----- Items -----
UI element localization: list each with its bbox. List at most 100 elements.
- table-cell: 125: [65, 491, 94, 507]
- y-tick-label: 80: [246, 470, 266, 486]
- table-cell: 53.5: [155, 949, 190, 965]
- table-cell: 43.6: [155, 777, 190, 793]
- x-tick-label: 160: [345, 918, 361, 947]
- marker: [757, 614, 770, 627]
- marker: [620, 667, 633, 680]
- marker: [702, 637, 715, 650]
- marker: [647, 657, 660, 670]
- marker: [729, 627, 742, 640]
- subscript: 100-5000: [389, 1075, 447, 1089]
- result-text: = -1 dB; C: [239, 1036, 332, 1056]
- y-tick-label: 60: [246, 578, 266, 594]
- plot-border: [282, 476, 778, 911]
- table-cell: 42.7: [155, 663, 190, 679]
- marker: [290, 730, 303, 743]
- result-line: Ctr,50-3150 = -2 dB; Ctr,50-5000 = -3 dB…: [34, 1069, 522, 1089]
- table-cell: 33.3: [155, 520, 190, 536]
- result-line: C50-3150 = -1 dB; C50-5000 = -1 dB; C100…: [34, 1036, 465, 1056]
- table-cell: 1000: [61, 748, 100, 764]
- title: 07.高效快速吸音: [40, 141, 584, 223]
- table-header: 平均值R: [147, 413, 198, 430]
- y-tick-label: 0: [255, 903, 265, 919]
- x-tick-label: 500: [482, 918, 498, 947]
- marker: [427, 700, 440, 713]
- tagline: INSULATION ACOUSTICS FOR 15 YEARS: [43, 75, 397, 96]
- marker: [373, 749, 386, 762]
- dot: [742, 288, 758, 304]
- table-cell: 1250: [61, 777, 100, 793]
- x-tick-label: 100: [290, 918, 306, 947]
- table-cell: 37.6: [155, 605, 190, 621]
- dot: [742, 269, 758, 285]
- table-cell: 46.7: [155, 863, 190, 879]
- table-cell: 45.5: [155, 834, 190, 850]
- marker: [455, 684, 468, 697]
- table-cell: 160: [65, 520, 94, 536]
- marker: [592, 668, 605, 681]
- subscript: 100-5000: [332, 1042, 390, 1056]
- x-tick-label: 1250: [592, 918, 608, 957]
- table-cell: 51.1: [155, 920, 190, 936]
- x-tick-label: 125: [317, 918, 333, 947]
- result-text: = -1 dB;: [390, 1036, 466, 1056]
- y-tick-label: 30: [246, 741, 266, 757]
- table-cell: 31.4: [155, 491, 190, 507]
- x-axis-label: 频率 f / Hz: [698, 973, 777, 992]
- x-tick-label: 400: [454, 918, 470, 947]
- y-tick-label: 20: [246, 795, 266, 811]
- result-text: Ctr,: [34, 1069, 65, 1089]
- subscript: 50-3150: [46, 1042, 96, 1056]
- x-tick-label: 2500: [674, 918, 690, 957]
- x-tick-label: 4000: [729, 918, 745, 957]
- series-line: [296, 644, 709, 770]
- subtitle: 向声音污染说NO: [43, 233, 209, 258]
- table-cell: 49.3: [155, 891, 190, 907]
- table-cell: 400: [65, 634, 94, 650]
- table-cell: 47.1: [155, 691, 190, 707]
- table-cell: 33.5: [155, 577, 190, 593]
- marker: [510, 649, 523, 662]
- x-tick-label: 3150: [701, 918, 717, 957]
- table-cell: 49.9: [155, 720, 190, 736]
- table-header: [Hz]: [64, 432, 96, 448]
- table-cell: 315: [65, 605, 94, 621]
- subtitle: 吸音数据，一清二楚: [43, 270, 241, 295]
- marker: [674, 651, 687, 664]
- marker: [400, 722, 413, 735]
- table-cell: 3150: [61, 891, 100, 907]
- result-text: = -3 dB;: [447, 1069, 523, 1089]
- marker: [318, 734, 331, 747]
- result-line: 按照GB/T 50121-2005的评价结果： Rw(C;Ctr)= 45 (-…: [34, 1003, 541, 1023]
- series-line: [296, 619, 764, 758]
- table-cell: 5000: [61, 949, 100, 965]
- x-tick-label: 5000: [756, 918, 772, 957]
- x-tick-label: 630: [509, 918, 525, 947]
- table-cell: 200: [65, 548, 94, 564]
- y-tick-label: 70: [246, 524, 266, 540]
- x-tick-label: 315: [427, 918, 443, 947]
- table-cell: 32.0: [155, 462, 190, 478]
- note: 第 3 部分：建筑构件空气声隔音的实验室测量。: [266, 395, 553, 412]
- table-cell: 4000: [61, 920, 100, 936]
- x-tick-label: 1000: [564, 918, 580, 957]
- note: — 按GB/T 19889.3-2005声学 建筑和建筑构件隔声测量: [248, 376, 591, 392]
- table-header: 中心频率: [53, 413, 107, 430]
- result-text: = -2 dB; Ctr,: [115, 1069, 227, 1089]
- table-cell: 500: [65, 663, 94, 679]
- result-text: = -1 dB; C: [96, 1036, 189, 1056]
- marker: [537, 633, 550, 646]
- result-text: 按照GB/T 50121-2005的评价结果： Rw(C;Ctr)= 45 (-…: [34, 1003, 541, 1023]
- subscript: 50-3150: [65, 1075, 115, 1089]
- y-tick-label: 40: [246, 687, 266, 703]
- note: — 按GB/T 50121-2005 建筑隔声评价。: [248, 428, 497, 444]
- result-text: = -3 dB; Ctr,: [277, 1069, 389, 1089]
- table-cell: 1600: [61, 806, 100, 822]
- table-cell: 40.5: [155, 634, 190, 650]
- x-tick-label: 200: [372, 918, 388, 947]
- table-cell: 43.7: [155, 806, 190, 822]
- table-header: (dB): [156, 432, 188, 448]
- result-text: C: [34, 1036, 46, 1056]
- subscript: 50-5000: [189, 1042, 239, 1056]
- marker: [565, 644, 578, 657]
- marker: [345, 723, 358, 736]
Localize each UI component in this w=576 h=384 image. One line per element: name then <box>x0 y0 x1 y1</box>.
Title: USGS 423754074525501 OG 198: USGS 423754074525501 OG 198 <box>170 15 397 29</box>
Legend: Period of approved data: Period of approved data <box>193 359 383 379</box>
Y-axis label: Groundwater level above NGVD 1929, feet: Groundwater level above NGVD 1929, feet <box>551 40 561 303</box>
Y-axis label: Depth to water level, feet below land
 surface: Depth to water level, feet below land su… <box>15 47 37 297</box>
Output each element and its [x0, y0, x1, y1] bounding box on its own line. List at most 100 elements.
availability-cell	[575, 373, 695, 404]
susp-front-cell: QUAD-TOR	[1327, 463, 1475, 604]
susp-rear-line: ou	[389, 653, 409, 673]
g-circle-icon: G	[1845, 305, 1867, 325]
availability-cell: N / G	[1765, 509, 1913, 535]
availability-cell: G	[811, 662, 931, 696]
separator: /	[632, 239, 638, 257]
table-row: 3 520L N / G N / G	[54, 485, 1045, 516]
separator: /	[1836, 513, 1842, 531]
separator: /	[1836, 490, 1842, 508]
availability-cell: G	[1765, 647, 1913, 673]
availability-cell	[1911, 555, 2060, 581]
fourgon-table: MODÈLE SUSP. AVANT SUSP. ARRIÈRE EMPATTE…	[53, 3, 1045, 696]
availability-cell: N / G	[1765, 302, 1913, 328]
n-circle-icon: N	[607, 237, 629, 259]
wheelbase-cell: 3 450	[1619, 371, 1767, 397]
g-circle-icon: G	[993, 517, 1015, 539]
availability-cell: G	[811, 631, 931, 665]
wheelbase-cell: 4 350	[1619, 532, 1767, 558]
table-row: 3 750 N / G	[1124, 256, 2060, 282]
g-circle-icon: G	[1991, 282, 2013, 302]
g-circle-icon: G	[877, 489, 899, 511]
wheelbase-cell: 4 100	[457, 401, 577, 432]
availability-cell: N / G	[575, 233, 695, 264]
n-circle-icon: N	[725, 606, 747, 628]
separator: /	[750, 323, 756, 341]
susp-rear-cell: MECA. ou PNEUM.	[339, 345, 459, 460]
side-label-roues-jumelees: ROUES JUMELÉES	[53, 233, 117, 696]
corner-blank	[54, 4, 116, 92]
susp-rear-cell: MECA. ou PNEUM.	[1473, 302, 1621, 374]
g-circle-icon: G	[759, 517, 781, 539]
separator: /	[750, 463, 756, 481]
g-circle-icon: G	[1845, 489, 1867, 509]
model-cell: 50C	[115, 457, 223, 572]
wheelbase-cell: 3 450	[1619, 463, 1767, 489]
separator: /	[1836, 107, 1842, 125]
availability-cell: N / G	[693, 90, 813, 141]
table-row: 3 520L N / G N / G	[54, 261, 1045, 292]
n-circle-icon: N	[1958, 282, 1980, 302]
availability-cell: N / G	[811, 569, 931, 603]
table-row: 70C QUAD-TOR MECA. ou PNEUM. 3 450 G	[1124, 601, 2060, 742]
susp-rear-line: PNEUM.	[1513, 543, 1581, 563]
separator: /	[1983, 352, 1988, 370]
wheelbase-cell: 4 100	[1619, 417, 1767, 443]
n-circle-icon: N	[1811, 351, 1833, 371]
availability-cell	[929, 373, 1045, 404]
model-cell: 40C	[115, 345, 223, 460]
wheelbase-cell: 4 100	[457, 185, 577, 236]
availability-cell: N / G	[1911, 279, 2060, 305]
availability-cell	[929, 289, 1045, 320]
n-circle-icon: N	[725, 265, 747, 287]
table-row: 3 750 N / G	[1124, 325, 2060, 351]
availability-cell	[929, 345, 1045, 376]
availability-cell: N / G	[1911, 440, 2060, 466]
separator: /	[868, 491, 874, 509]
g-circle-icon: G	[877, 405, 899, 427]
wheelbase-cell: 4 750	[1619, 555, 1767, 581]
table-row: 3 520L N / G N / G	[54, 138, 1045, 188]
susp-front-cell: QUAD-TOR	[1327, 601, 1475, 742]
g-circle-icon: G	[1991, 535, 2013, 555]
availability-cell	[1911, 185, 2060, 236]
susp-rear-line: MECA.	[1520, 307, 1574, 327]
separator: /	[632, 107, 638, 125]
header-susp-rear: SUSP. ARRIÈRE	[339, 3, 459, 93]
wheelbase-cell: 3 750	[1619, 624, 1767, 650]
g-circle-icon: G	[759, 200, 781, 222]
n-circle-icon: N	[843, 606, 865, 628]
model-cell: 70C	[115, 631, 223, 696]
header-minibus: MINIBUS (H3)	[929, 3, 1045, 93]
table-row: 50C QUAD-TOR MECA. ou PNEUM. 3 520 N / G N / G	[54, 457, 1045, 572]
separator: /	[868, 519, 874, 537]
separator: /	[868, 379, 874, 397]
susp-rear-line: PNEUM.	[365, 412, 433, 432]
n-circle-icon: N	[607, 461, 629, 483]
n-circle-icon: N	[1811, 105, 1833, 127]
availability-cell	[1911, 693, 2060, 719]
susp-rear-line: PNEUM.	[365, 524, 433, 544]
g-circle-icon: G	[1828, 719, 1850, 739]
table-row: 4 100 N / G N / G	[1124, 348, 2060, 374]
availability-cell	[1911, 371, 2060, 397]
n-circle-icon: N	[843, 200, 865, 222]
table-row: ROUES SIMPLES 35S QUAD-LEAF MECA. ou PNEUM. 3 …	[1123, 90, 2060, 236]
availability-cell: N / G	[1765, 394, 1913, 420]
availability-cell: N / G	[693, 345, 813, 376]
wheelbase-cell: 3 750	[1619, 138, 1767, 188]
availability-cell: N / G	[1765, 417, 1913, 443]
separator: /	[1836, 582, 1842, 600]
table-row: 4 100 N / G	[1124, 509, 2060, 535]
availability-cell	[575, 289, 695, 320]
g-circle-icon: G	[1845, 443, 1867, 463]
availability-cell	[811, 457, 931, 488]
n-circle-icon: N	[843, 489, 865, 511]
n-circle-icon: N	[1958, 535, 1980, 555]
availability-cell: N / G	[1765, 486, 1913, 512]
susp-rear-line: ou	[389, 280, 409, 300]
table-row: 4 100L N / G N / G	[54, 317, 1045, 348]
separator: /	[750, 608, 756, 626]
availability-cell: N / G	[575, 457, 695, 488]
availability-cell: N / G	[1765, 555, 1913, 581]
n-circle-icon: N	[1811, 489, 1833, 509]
-----
__Exercise goal__. Return the lines of the records, unchanged, from the first line through the line that contains "- marker: [702, 637, 715, 650]", including both.

__Task response__.
UI element localization: list each with its bbox. List at most 100 elements.
- table-cell: 125: [65, 491, 94, 507]
- y-tick-label: 80: [246, 470, 266, 486]
- table-cell: 53.5: [155, 949, 190, 965]
- table-cell: 43.6: [155, 777, 190, 793]
- x-tick-label: 160: [345, 918, 361, 947]
- marker: [757, 614, 770, 627]
- marker: [620, 667, 633, 680]
- marker: [702, 637, 715, 650]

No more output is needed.